### BRIEF:
Report all lines from the entries below in which "JSON" appears.

[Extracts from a graphics dataset]
=====
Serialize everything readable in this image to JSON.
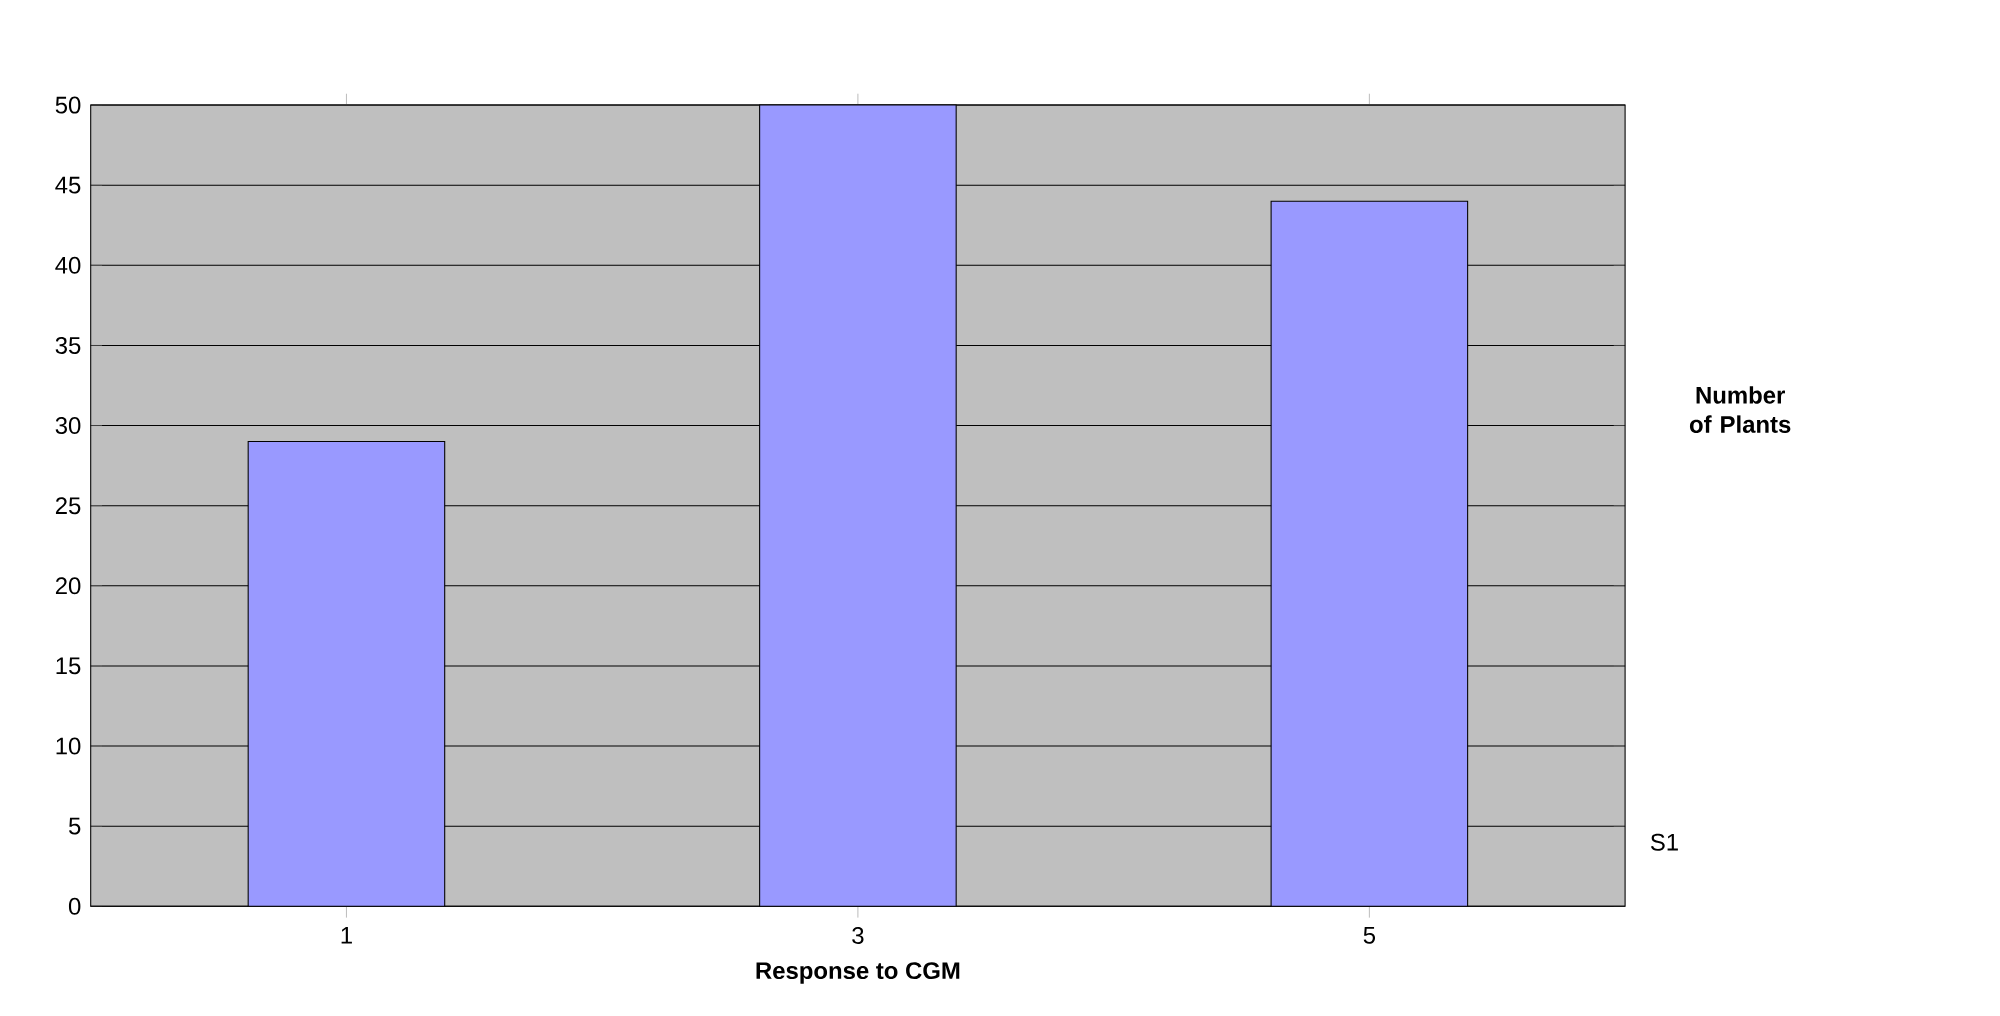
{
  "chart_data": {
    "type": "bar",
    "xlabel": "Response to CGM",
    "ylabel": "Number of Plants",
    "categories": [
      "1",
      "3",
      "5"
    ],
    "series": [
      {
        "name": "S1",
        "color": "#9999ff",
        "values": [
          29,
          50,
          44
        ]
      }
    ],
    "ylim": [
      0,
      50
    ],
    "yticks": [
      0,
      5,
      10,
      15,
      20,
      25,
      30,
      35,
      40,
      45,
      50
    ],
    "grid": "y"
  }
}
=====
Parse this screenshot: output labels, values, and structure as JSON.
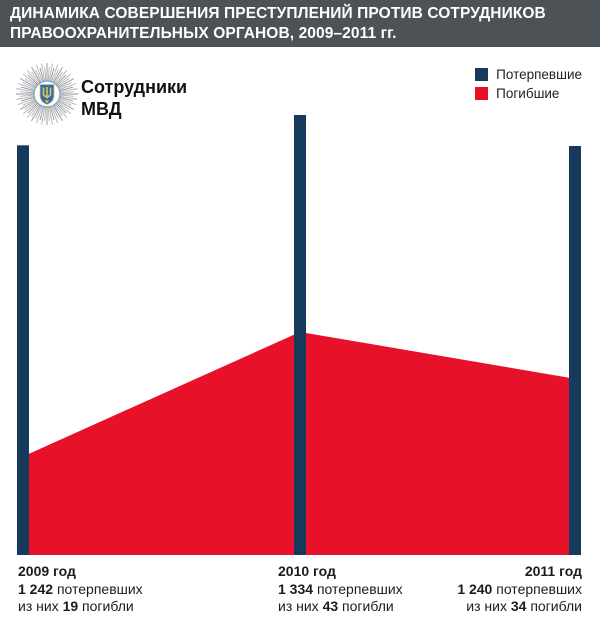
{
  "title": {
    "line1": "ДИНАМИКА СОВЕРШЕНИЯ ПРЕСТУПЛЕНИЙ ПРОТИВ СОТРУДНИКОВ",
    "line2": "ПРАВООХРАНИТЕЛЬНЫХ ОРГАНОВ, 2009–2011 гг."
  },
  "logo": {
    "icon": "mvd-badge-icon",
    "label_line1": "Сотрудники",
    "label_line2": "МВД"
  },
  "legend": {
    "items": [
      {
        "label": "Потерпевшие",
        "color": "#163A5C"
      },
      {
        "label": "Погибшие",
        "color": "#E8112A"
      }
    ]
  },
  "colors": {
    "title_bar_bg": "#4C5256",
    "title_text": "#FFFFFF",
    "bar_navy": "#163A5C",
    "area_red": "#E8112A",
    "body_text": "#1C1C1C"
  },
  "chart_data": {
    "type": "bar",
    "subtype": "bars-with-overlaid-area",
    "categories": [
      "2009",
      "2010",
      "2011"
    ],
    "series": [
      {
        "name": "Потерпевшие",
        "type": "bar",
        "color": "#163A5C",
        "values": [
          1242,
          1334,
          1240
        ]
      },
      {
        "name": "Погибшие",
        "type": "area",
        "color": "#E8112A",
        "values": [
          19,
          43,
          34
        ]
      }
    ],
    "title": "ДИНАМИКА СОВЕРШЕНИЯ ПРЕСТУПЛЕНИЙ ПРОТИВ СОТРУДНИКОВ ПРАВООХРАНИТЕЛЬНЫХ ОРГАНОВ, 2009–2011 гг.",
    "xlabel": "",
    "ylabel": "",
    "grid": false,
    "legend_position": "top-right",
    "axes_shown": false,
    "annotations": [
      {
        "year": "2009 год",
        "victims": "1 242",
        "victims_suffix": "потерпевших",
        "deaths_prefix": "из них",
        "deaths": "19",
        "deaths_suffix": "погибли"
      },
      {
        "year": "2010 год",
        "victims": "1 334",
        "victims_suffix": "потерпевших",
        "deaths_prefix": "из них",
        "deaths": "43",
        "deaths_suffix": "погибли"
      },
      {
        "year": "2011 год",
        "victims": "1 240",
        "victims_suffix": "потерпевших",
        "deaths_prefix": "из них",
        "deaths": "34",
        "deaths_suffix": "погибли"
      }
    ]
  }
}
=====
### THE COMPLETED TASK:
Serialize everything readable in this image to JSON.
Parse this screenshot: output labels, values, and structure as JSON.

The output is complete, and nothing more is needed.